-------- RECORDED DATA

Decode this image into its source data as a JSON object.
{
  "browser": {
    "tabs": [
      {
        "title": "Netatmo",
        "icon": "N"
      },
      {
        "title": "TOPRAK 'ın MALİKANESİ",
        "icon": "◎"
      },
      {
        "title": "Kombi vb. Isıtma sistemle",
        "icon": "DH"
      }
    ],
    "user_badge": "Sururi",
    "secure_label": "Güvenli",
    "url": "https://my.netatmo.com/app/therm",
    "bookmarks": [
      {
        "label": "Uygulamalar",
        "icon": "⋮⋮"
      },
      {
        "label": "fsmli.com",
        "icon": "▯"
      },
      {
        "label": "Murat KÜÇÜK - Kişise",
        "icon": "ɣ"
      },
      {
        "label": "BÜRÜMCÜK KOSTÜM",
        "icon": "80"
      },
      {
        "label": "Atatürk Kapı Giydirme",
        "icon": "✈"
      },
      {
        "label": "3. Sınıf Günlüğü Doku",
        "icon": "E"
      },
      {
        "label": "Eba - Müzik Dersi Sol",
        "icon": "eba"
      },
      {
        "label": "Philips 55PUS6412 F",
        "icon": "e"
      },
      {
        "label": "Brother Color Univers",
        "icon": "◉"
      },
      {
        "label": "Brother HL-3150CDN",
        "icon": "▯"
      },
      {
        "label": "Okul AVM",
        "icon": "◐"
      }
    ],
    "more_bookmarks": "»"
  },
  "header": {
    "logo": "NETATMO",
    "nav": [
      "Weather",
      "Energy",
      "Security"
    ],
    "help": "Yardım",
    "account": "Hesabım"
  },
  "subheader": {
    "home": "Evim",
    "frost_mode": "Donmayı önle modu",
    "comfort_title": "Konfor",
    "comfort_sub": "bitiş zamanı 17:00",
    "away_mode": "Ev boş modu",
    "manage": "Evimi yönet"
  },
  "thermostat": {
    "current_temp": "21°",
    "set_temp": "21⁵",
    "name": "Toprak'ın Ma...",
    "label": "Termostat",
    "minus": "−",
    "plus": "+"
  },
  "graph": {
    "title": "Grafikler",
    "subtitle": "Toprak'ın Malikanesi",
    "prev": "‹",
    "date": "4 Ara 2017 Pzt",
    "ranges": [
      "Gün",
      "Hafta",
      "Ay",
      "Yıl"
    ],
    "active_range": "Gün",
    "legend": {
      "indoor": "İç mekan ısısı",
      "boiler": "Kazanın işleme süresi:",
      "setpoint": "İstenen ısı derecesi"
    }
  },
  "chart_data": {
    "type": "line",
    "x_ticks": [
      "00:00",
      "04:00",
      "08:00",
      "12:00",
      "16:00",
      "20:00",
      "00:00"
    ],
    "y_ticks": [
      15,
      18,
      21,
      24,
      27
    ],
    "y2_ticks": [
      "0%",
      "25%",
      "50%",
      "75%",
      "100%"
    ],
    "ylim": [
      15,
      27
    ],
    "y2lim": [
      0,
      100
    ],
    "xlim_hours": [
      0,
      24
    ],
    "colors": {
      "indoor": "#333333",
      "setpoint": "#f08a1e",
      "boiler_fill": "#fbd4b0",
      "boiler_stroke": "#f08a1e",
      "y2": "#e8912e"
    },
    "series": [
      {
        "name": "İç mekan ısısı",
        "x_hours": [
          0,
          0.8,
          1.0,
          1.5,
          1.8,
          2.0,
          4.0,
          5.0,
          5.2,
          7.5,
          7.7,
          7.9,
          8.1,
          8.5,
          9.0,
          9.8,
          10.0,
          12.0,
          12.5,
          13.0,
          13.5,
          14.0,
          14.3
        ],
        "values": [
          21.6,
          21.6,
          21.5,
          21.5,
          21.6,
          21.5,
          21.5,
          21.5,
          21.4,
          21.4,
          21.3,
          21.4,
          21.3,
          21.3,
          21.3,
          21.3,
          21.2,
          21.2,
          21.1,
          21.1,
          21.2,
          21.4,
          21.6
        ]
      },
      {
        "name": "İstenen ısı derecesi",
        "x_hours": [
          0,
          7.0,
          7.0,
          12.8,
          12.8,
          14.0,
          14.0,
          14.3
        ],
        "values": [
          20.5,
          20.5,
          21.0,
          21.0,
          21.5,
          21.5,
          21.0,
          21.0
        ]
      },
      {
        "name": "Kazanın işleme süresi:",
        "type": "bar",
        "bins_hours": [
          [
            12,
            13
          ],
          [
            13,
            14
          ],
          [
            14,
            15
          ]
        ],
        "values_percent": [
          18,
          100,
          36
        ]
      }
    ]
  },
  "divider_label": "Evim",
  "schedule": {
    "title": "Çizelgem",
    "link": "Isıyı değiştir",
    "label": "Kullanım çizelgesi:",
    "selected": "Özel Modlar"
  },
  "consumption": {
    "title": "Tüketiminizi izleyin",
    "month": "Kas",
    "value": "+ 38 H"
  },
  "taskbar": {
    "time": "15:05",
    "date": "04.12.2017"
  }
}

----------------

● **WORK INSTRUCTIONS**:
Transcribe each record exactly. Leave nothing out.

● **THE OUTPUT**:
Decode this image into its source data as a JSON object.
{
  "browser": {
    "tabs": [
      {
        "title": "Netatmo",
        "icon": "N"
      },
      {
        "title": "TOPRAK 'ın MALİKANESİ",
        "icon": "◎"
      },
      {
        "title": "Kombi vb. Isıtma sistemle",
        "icon": "DH"
      }
    ],
    "user_badge": "Sururi",
    "secure_label": "Güvenli",
    "url": "https://my.netatmo.com/app/therm",
    "bookmarks": [
      {
        "label": "Uygulamalar",
        "icon": "⋮⋮"
      },
      {
        "label": "fsmli.com",
        "icon": "▯"
      },
      {
        "label": "Murat KÜÇÜK - Kişise",
        "icon": "ɣ"
      },
      {
        "label": "BÜRÜMCÜK KOSTÜM",
        "icon": "80"
      },
      {
        "label": "Atatürk Kapı Giydirme",
        "icon": "✈"
      },
      {
        "label": "3. Sınıf Günlüğü Doku",
        "icon": "E"
      },
      {
        "label": "Eba - Müzik Dersi Sol",
        "icon": "eba"
      },
      {
        "label": "Philips 55PUS6412 F",
        "icon": "e"
      },
      {
        "label": "Brother Color Univers",
        "icon": "◉"
      },
      {
        "label": "Brother HL-3150CDN",
        "icon": "▯"
      },
      {
        "label": "Okul AVM",
        "icon": "◐"
      }
    ],
    "more_bookmarks": "»"
  },
  "header": {
    "logo": "NETATMO",
    "nav": [
      "Weather",
      "Energy",
      "Security"
    ],
    "help": "Yardım",
    "account": "Hesabım"
  },
  "subheader": {
    "home": "Evim",
    "frost_mode": "Donmayı önle modu",
    "comfort_title": "Konfor",
    "comfort_sub": "bitiş zamanı 17:00",
    "away_mode": "Ev boş modu",
    "manage": "Evimi yönet"
  },
  "thermostat": {
    "current_temp": "21°",
    "set_temp": "21⁵",
    "name": "Toprak'ın Ma...",
    "label": "Termostat",
    "minus": "−",
    "plus": "+"
  },
  "graph": {
    "title": "Grafikler",
    "subtitle": "Toprak'ın Malikanesi",
    "prev": "‹",
    "date": "4 Ara 2017 Pzt",
    "ranges": [
      "Gün",
      "Hafta",
      "Ay",
      "Yıl"
    ],
    "active_range": "Gün",
    "legend": {
      "indoor": "İç mekan ısısı",
      "boiler": "Kazanın işleme süresi:",
      "setpoint": "İstenen ısı derecesi"
    }
  },
  "chart_data": {
    "type": "line",
    "x_ticks": [
      "00:00",
      "04:00",
      "08:00",
      "12:00",
      "16:00",
      "20:00",
      "00:00"
    ],
    "y_ticks": [
      15,
      18,
      21,
      24,
      27
    ],
    "y2_ticks": [
      "0%",
      "25%",
      "50%",
      "75%",
      "100%"
    ],
    "ylim": [
      15,
      27
    ],
    "y2lim": [
      0,
      100
    ],
    "xlim_hours": [
      0,
      24
    ],
    "colors": {
      "indoor": "#333333",
      "setpoint": "#f08a1e",
      "boiler_fill": "#fbd4b0",
      "boiler_stroke": "#f08a1e",
      "y2": "#e8912e"
    },
    "series": [
      {
        "name": "İç mekan ısısı",
        "x_hours": [
          0,
          0.8,
          1.0,
          1.5,
          1.8,
          2.0,
          4.0,
          5.0,
          5.2,
          7.5,
          7.7,
          7.9,
          8.1,
          8.5,
          9.0,
          9.8,
          10.0,
          12.0,
          12.5,
          13.0,
          13.5,
          14.0,
          14.3
        ],
        "values": [
          21.6,
          21.6,
          21.5,
          21.5,
          21.6,
          21.5,
          21.5,
          21.5,
          21.4,
          21.4,
          21.3,
          21.4,
          21.3,
          21.3,
          21.3,
          21.3,
          21.2,
          21.2,
          21.1,
          21.1,
          21.2,
          21.4,
          21.6
        ]
      },
      {
        "name": "İstenen ısı derecesi",
        "x_hours": [
          0,
          7.0,
          7.0,
          12.8,
          12.8,
          14.0,
          14.0,
          14.3
        ],
        "values": [
          20.5,
          20.5,
          21.0,
          21.0,
          21.5,
          21.5,
          21.0,
          21.0
        ]
      },
      {
        "name": "Kazanın işleme süresi:",
        "type": "bar",
        "bins_hours": [
          [
            12,
            13
          ],
          [
            13,
            14
          ],
          [
            14,
            15
          ]
        ],
        "values_percent": [
          18,
          100,
          36
        ]
      }
    ]
  },
  "divider_label": "Evim",
  "schedule": {
    "title": "Çizelgem",
    "link": "Isıyı değiştir",
    "label": "Kullanım çizelgesi:",
    "selected": "Özel Modlar"
  },
  "consumption": {
    "title": "Tüketiminizi izleyin",
    "month": "Kas",
    "value": "+ 38 H"
  },
  "taskbar": {
    "time": "15:05",
    "date": "04.12.2017"
  }
}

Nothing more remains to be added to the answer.